■ WHAT THE EXERCISE ASKS
Output only the lines from the line holding "Output a JSON" through the close of the records, exactly as they appear, with all pictures omitted.
═══ DATASET CONTENT
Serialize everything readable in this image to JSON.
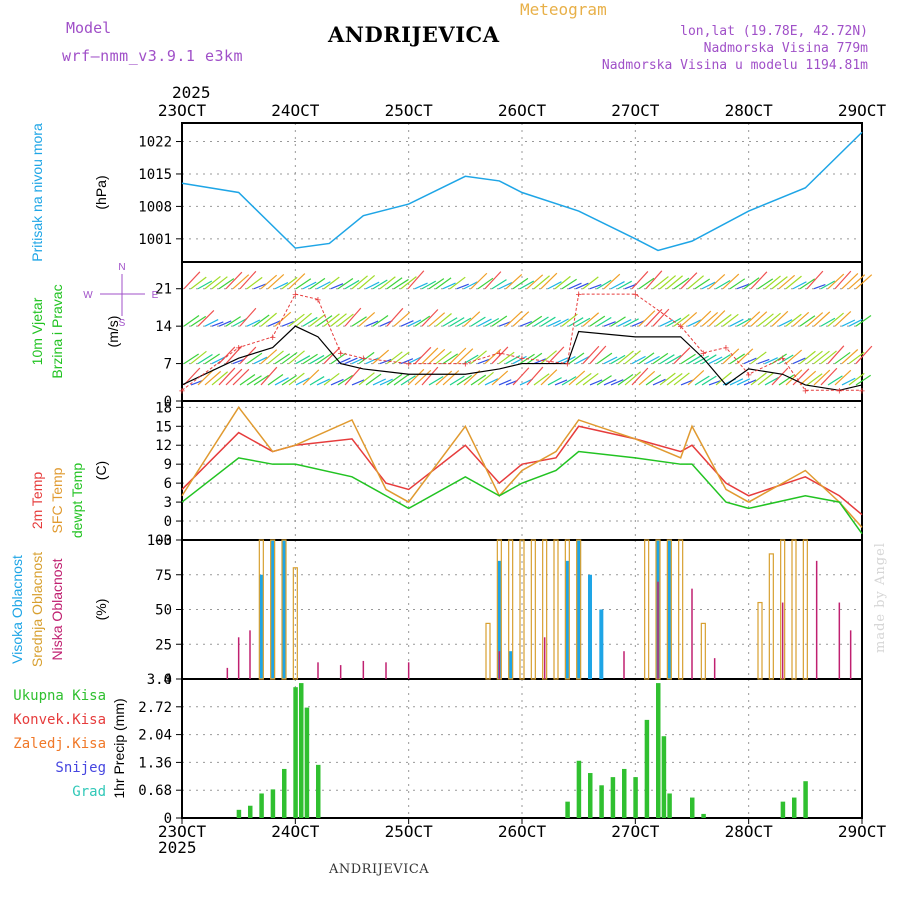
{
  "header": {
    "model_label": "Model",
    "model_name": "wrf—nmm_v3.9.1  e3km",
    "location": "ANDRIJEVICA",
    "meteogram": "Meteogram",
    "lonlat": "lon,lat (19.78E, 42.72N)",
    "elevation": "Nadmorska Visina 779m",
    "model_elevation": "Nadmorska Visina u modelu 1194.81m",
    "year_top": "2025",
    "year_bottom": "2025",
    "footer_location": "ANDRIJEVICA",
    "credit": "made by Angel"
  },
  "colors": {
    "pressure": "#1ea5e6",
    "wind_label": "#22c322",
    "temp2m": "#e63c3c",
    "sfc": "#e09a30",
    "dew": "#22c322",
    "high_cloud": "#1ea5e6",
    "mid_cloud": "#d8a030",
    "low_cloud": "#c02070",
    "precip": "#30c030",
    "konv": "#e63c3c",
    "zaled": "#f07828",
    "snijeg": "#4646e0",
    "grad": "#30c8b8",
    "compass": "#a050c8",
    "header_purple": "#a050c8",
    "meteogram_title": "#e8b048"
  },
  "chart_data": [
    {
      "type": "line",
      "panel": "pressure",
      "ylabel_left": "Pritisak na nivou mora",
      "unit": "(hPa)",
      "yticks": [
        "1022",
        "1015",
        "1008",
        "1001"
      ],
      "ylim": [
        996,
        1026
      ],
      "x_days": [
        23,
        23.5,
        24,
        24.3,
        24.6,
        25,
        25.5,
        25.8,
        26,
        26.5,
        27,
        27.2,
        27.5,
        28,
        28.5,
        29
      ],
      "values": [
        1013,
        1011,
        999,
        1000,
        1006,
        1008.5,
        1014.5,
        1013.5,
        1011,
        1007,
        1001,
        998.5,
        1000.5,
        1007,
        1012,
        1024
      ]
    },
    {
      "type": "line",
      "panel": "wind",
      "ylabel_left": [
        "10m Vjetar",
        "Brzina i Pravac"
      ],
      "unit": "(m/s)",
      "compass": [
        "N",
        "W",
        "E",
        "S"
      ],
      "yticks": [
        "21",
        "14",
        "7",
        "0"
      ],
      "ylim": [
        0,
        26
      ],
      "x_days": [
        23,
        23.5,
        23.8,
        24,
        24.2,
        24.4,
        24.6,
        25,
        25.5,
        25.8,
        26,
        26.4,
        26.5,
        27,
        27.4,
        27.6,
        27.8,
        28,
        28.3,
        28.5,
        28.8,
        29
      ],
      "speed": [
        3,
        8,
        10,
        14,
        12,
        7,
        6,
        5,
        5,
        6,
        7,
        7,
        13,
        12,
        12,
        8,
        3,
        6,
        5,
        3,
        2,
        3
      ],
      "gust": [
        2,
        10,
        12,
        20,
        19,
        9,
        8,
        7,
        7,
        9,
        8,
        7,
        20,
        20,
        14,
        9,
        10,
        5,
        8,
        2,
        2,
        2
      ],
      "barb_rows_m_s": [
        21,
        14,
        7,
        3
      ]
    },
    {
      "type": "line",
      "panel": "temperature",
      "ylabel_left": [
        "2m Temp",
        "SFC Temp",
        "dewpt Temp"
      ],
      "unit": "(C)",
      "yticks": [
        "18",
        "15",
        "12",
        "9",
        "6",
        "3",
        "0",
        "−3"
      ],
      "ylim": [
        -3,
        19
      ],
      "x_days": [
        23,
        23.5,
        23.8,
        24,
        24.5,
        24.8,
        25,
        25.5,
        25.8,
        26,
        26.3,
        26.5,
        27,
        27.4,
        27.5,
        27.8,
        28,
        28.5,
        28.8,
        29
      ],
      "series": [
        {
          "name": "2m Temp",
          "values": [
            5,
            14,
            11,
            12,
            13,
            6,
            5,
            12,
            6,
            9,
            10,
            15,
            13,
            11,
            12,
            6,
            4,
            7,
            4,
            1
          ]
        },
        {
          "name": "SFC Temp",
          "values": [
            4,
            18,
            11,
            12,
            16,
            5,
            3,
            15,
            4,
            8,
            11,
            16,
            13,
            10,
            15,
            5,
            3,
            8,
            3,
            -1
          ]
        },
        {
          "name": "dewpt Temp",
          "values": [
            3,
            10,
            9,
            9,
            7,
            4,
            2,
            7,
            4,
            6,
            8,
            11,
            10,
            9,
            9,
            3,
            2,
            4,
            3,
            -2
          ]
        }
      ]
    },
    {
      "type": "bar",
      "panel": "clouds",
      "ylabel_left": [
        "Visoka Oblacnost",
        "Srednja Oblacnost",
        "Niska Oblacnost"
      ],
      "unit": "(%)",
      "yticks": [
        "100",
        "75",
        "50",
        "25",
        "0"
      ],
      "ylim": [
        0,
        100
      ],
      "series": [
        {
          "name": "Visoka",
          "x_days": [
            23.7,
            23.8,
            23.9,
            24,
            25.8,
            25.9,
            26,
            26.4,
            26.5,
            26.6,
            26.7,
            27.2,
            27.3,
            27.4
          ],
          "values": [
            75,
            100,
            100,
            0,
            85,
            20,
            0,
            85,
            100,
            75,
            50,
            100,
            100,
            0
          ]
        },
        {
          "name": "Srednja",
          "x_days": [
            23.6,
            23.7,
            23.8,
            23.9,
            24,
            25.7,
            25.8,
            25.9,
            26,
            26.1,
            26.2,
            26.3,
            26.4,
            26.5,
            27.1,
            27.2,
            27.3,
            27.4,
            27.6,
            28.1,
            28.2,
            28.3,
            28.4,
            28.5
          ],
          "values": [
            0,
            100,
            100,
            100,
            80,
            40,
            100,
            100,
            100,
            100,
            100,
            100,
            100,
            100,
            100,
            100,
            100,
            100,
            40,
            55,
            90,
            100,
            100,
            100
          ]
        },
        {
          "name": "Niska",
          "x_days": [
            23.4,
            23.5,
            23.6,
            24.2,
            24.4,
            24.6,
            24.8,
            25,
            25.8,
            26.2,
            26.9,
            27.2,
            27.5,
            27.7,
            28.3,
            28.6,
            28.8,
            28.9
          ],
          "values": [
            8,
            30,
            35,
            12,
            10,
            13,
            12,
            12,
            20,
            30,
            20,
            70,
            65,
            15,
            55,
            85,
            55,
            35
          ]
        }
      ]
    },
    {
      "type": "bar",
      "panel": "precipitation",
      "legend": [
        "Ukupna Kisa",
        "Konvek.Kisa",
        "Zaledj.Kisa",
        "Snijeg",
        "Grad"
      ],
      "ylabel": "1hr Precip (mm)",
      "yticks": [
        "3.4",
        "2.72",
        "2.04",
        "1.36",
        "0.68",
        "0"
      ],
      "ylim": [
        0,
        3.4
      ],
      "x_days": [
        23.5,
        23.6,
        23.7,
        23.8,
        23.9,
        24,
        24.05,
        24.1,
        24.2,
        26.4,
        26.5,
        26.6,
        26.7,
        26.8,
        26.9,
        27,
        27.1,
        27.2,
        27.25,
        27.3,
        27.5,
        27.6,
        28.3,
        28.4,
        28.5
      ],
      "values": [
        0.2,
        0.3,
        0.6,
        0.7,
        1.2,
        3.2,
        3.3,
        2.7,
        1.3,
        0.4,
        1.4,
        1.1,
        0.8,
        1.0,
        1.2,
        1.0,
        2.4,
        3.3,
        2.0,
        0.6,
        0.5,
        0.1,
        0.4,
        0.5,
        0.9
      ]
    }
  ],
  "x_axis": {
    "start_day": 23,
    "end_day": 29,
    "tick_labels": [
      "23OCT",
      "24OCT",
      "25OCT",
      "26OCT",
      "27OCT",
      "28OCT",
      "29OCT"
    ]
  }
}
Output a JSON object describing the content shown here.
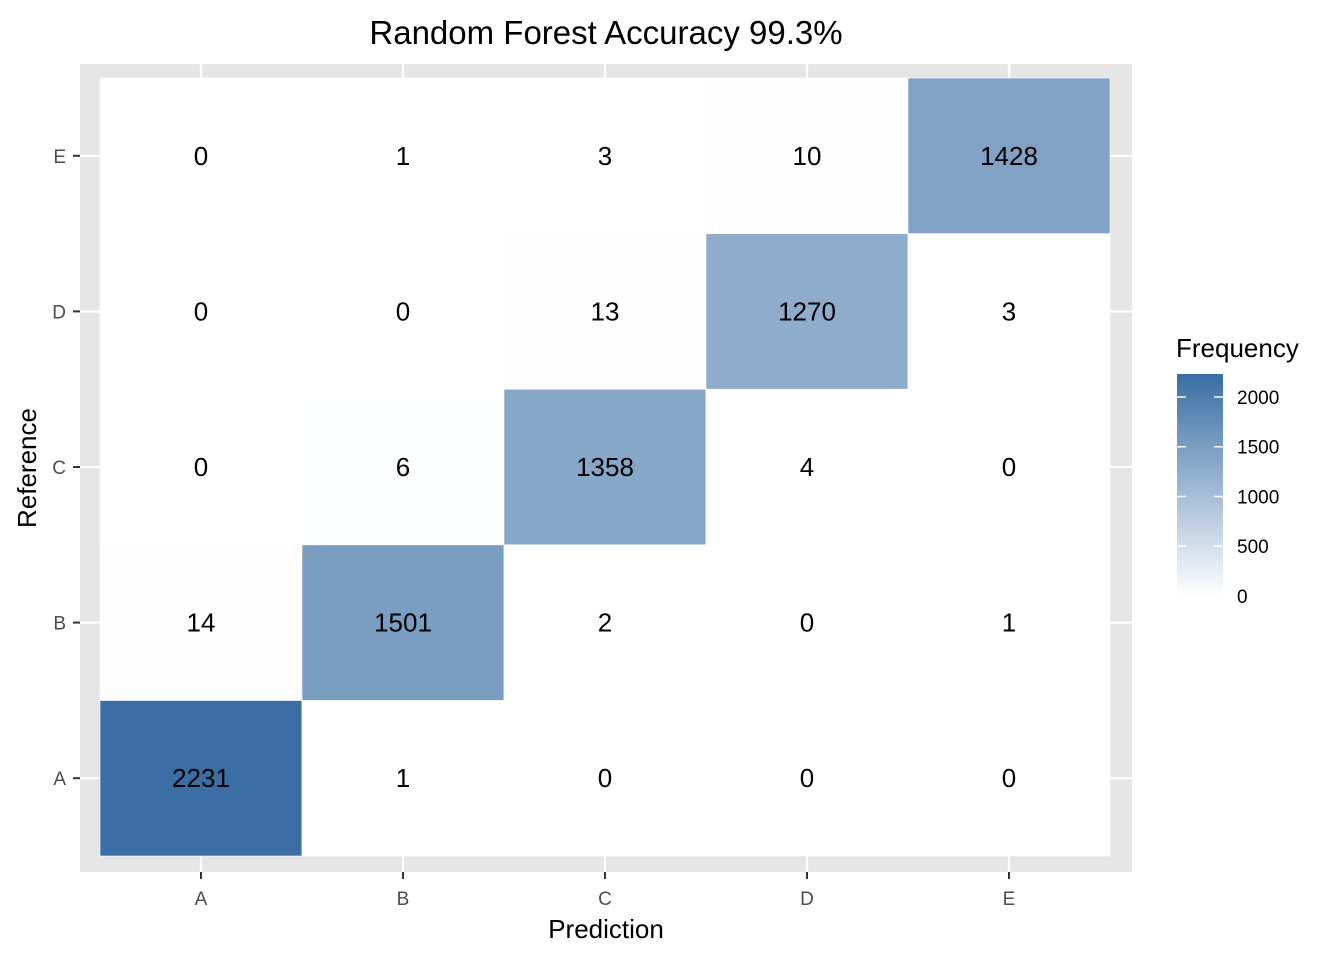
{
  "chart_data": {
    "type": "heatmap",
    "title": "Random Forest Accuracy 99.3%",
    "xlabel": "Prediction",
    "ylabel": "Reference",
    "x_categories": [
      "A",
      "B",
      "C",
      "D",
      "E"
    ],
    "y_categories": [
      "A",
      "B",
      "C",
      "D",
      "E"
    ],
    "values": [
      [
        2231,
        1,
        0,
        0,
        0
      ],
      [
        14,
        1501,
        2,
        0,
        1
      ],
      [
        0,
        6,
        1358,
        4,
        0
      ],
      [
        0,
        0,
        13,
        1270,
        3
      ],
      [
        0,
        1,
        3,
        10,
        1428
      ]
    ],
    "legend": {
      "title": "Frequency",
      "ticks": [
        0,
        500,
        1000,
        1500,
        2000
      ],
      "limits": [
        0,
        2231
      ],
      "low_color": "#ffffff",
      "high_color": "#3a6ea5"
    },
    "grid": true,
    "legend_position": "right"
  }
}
══════
■ IN RESPONSE
Output a JSON object describing the content shown here.
{
  "chart_data": {
    "type": "heatmap",
    "title": "Random Forest Accuracy 99.3%",
    "xlabel": "Prediction",
    "ylabel": "Reference",
    "x_categories": [
      "A",
      "B",
      "C",
      "D",
      "E"
    ],
    "y_categories": [
      "A",
      "B",
      "C",
      "D",
      "E"
    ],
    "values": [
      [
        2231,
        1,
        0,
        0,
        0
      ],
      [
        14,
        1501,
        2,
        0,
        1
      ],
      [
        0,
        6,
        1358,
        4,
        0
      ],
      [
        0,
        0,
        13,
        1270,
        3
      ],
      [
        0,
        1,
        3,
        10,
        1428
      ]
    ],
    "legend": {
      "title": "Frequency",
      "ticks": [
        0,
        500,
        1000,
        1500,
        2000
      ],
      "limits": [
        0,
        2231
      ],
      "low_color": "#ffffff",
      "high_color": "#3a6ea5"
    },
    "grid": true,
    "legend_position": "right"
  }
}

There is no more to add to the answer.